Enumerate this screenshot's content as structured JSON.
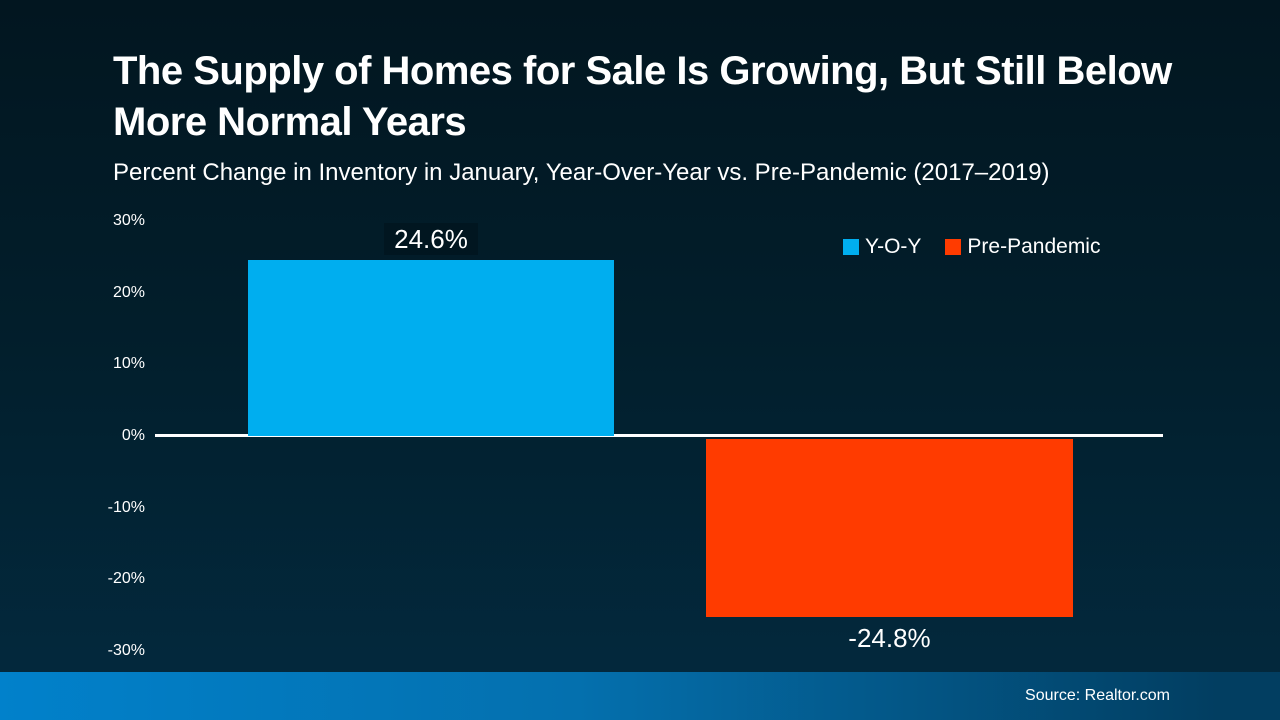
{
  "colors": {
    "background_top": "#021620",
    "background_bottom": "#032A3F",
    "yoy_blue": "#00AEEF",
    "pre_pandemic_red": "#FF3B00",
    "axis_line": "#FFFFFF",
    "text": "#FFFFFF",
    "footer_gradient_left": "#0181CB",
    "footer_gradient_right": "#023E61"
  },
  "footer": {
    "source": "Source: Realtor.com"
  },
  "chart_data": {
    "type": "bar",
    "title": "The Supply of Homes for Sale Is Growing, But Still Below More Normal Years",
    "subtitle": "Percent Change in Inventory in January, Year-Over-Year vs. Pre-Pandemic (2017–2019)",
    "categories": [
      "Y-O-Y",
      "Pre-Pandemic"
    ],
    "values": [
      24.6,
      -24.8
    ],
    "data_labels": [
      "24.6%",
      "-24.8%"
    ],
    "bar_colors": [
      "#00AEEF",
      "#FF3B00"
    ],
    "ylim": [
      -30,
      30
    ],
    "y_ticks": [
      30,
      20,
      10,
      0,
      -10,
      -20,
      -30
    ],
    "y_tick_labels": [
      "30%",
      "20%",
      "10%",
      "0%",
      "-10%",
      "-20%",
      "-30%"
    ],
    "grid": false,
    "zero_line": true,
    "legend_position": "top-right",
    "legend": [
      {
        "label": "Y-O-Y",
        "color": "#00AEEF"
      },
      {
        "label": "Pre-Pandemic",
        "color": "#FF3B00"
      }
    ]
  }
}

============

Make an exact reproduction of the listing above, without any pictures.

» **FULL SOLUTION**
Enumerate this screenshot's content as structured JSON.
{
  "colors": {
    "background_top": "#021620",
    "background_bottom": "#032A3F",
    "yoy_blue": "#00AEEF",
    "pre_pandemic_red": "#FF3B00",
    "axis_line": "#FFFFFF",
    "text": "#FFFFFF",
    "footer_gradient_left": "#0181CB",
    "footer_gradient_right": "#023E61"
  },
  "footer": {
    "source": "Source: Realtor.com"
  },
  "chart_data": {
    "type": "bar",
    "title": "The Supply of Homes for Sale Is Growing, But Still Below More Normal Years",
    "subtitle": "Percent Change in Inventory in January, Year-Over-Year vs. Pre-Pandemic (2017–2019)",
    "categories": [
      "Y-O-Y",
      "Pre-Pandemic"
    ],
    "values": [
      24.6,
      -24.8
    ],
    "data_labels": [
      "24.6%",
      "-24.8%"
    ],
    "bar_colors": [
      "#00AEEF",
      "#FF3B00"
    ],
    "ylim": [
      -30,
      30
    ],
    "y_ticks": [
      30,
      20,
      10,
      0,
      -10,
      -20,
      -30
    ],
    "y_tick_labels": [
      "30%",
      "20%",
      "10%",
      "0%",
      "-10%",
      "-20%",
      "-30%"
    ],
    "grid": false,
    "zero_line": true,
    "legend_position": "top-right",
    "legend": [
      {
        "label": "Y-O-Y",
        "color": "#00AEEF"
      },
      {
        "label": "Pre-Pandemic",
        "color": "#FF3B00"
      }
    ]
  }
}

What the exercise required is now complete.